_Dataset rows_

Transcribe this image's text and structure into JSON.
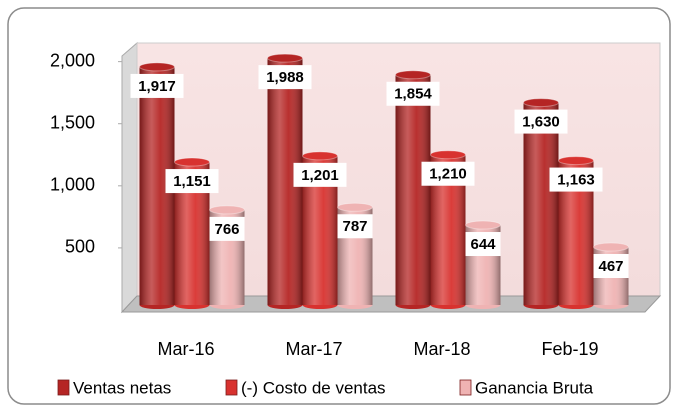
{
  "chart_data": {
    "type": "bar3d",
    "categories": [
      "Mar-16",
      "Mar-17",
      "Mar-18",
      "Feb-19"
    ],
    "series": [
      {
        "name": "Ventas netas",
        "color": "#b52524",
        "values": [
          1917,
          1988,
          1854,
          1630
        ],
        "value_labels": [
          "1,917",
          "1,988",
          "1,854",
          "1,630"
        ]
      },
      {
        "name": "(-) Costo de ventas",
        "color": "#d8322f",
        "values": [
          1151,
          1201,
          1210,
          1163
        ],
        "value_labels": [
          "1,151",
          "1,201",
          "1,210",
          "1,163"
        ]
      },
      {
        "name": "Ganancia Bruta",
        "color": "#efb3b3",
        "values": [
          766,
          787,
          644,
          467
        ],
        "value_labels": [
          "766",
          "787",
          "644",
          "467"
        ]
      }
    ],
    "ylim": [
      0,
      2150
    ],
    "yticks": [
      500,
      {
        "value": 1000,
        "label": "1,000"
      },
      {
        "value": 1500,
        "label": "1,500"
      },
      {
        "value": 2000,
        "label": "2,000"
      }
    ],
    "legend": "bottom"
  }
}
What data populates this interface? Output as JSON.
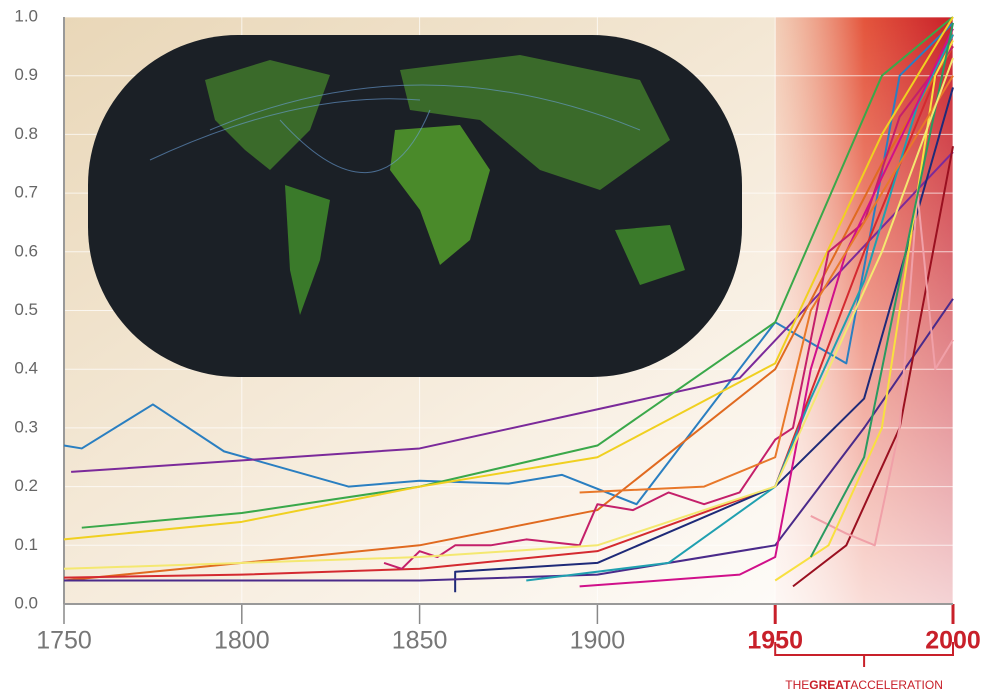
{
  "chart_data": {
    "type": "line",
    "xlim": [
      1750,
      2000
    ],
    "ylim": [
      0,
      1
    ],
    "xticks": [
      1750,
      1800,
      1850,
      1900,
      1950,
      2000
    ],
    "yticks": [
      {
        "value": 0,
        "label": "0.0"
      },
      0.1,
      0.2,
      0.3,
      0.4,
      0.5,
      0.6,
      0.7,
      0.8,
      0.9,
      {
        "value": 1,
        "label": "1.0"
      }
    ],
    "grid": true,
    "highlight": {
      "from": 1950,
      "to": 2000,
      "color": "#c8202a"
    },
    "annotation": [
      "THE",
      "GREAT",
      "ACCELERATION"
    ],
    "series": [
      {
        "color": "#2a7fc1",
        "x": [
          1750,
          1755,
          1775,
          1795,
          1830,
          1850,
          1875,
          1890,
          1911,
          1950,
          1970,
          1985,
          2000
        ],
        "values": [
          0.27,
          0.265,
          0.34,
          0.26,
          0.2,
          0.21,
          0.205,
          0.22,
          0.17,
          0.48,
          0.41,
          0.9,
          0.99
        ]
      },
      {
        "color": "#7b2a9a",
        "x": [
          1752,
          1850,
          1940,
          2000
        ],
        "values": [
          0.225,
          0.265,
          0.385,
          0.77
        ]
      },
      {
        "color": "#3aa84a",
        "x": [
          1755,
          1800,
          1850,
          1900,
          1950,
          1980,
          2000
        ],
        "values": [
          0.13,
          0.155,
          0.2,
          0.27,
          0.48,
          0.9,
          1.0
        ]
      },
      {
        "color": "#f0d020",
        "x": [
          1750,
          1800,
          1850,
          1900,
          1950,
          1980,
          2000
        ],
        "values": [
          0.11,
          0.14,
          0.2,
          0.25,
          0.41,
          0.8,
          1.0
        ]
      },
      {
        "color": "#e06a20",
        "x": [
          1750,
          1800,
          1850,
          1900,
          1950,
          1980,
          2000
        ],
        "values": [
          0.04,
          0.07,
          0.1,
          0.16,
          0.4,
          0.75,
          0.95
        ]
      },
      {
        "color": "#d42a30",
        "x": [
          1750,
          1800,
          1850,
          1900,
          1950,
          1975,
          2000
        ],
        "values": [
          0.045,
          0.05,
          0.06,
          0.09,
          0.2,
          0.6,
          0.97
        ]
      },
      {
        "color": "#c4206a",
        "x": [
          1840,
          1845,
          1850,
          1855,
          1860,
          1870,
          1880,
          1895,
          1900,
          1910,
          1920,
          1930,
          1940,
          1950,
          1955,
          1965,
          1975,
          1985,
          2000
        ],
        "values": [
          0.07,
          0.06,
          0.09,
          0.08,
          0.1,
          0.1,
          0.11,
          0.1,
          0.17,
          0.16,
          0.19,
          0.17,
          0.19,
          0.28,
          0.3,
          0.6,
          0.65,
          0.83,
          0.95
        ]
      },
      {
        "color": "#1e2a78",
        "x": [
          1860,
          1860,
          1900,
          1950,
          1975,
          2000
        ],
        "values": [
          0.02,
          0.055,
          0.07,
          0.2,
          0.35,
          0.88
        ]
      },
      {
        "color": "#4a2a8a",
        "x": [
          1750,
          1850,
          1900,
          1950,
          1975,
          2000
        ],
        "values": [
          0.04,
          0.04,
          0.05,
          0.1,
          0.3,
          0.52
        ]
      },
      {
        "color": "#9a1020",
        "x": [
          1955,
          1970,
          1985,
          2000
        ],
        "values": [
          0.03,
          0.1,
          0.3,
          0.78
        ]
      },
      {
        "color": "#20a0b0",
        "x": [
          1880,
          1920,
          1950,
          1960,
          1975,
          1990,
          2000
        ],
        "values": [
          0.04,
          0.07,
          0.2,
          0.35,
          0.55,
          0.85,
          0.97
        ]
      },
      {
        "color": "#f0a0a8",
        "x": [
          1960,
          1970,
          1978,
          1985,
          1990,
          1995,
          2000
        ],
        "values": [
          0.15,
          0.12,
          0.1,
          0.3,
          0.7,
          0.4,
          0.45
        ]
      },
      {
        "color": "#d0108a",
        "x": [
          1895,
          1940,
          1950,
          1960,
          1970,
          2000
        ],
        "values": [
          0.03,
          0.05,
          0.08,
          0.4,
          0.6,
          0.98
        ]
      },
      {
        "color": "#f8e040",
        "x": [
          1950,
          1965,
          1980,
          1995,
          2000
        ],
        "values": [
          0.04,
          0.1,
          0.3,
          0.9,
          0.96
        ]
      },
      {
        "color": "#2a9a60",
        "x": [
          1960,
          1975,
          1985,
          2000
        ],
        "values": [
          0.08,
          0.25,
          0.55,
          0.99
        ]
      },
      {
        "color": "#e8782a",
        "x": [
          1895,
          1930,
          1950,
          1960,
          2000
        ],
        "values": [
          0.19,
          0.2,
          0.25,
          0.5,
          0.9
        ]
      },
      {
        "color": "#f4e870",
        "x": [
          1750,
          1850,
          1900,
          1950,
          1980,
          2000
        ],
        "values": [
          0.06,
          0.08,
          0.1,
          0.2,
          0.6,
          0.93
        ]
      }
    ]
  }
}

_Task brief_
Reproduce every record word for word. The copy must contain no pictures.

_Exercise result_
Transcribe this image's text and structure into JSON.
{
  "chart_data": {
    "type": "bar3d",
    "categories": [
      "Mar-16",
      "Mar-17",
      "Mar-18",
      "Feb-19"
    ],
    "series": [
      {
        "name": "Ventas netas",
        "color": "#b52524",
        "values": [
          1917,
          1988,
          1854,
          1630
        ],
        "value_labels": [
          "1,917",
          "1,988",
          "1,854",
          "1,630"
        ]
      },
      {
        "name": "(-) Costo de ventas",
        "color": "#d8322f",
        "values": [
          1151,
          1201,
          1210,
          1163
        ],
        "value_labels": [
          "1,151",
          "1,201",
          "1,210",
          "1,163"
        ]
      },
      {
        "name": "Ganancia Bruta",
        "color": "#efb3b3",
        "values": [
          766,
          787,
          644,
          467
        ],
        "value_labels": [
          "766",
          "787",
          "644",
          "467"
        ]
      }
    ],
    "ylim": [
      0,
      2150
    ],
    "yticks": [
      500,
      {
        "value": 1000,
        "label": "1,000"
      },
      {
        "value": 1500,
        "label": "1,500"
      },
      {
        "value": 2000,
        "label": "2,000"
      }
    ],
    "legend": "bottom"
  }
}
What data populates this interface? Output as JSON.
{
  "chart_data": {
    "type": "line",
    "xlim": [
      1750,
      2000
    ],
    "ylim": [
      0,
      1
    ],
    "xticks": [
      1750,
      1800,
      1850,
      1900,
      1950,
      2000
    ],
    "yticks": [
      {
        "value": 0,
        "label": "0.0"
      },
      0.1,
      0.2,
      0.3,
      0.4,
      0.5,
      0.6,
      0.7,
      0.8,
      0.9,
      {
        "value": 1,
        "label": "1.0"
      }
    ],
    "grid": true,
    "highlight": {
      "from": 1950,
      "to": 2000,
      "color": "#c8202a"
    },
    "annotation": [
      "THE",
      "GREAT",
      "ACCELERATION"
    ],
    "series": [
      {
        "color": "#2a7fc1",
        "x": [
          1750,
          1755,
          1775,
          1795,
          1830,
          1850,
          1875,
          1890,
          1911,
          1950,
          1970,
          1985,
          2000
        ],
        "values": [
          0.27,
          0.265,
          0.34,
          0.26,
          0.2,
          0.21,
          0.205,
          0.22,
          0.17,
          0.48,
          0.41,
          0.9,
          0.99
        ]
      },
      {
        "color": "#7b2a9a",
        "x": [
          1752,
          1850,
          1940,
          2000
        ],
        "values": [
          0.225,
          0.265,
          0.385,
          0.77
        ]
      },
      {
        "color": "#3aa84a",
        "x": [
          1755,
          1800,
          1850,
          1900,
          1950,
          1980,
          2000
        ],
        "values": [
          0.13,
          0.155,
          0.2,
          0.27,
          0.48,
          0.9,
          1.0
        ]
      },
      {
        "color": "#f0d020",
        "x": [
          1750,
          1800,
          1850,
          1900,
          1950,
          1980,
          2000
        ],
        "values": [
          0.11,
          0.14,
          0.2,
          0.25,
          0.41,
          0.8,
          1.0
        ]
      },
      {
        "color": "#e06a20",
        "x": [
          1750,
          1800,
          1850,
          1900,
          1950,
          1980,
          2000
        ],
        "values": [
          0.04,
          0.07,
          0.1,
          0.16,
          0.4,
          0.75,
          0.95
        ]
      },
      {
        "color": "#d42a30",
        "x": [
          1750,
          1800,
          1850,
          1900,
          1950,
          1975,
          2000
        ],
        "values": [
          0.045,
          0.05,
          0.06,
          0.09,
          0.2,
          0.6,
          0.97
        ]
      },
      {
        "color": "#c4206a",
        "x": [
          1840,
          1845,
          1850,
          1855,
          1860,
          1870,
          1880,
          1895,
          1900,
          1910,
          1920,
          1930,
          1940,
          1950,
          1955,
          1965,
          1975,
          1985,
          2000
        ],
        "values": [
          0.07,
          0.06,
          0.09,
          0.08,
          0.1,
          0.1,
          0.11,
          0.1,
          0.17,
          0.16,
          0.19,
          0.17,
          0.19,
          0.28,
          0.3,
          0.6,
          0.65,
          0.83,
          0.95
        ]
      },
      {
        "color": "#1e2a78",
        "x": [
          1860,
          1860,
          1900,
          1950,
          1975,
          2000
        ],
        "values": [
          0.02,
          0.055,
          0.07,
          0.2,
          0.35,
          0.88
        ]
      },
      {
        "color": "#4a2a8a",
        "x": [
          1750,
          1850,
          1900,
          1950,
          1975,
          2000
        ],
        "values": [
          0.04,
          0.04,
          0.05,
          0.1,
          0.3,
          0.52
        ]
      },
      {
        "color": "#9a1020",
        "x": [
          1955,
          1970,
          1985,
          2000
        ],
        "values": [
          0.03,
          0.1,
          0.3,
          0.78
        ]
      },
      {
        "color": "#20a0b0",
        "x": [
          1880,
          1920,
          1950,
          1960,
          1975,
          1990,
          2000
        ],
        "values": [
          0.04,
          0.07,
          0.2,
          0.35,
          0.55,
          0.85,
          0.97
        ]
      },
      {
        "color": "#f0a0a8",
        "x": [
          1960,
          1970,
          1978,
          1985,
          1990,
          1995,
          2000
        ],
        "values": [
          0.15,
          0.12,
          0.1,
          0.3,
          0.7,
          0.4,
          0.45
        ]
      },
      {
        "color": "#d0108a",
        "x": [
          1895,
          1940,
          1950,
          1960,
          1970,
          2000
        ],
        "values": [
          0.03,
          0.05,
          0.08,
          0.4,
          0.6,
          0.98
        ]
      },
      {
        "color": "#f8e040",
        "x": [
          1950,
          1965,
          1980,
          1995,
          2000
        ],
        "values": [
          0.04,
          0.1,
          0.3,
          0.9,
          0.96
        ]
      },
      {
        "color": "#2a9a60",
        "x": [
          1960,
          1975,
          1985,
          2000
        ],
        "values": [
          0.08,
          0.25,
          0.55,
          0.99
        ]
      },
      {
        "color": "#e8782a",
        "x": [
          1895,
          1930,
          1950,
          1960,
          2000
        ],
        "values": [
          0.19,
          0.2,
          0.25,
          0.5,
          0.9
        ]
      },
      {
        "color": "#f4e870",
        "x": [
          1750,
          1850,
          1900,
          1950,
          1980,
          2000
        ],
        "values": [
          0.06,
          0.08,
          0.1,
          0.2,
          0.6,
          0.93
        ]
      }
    ]
  }
}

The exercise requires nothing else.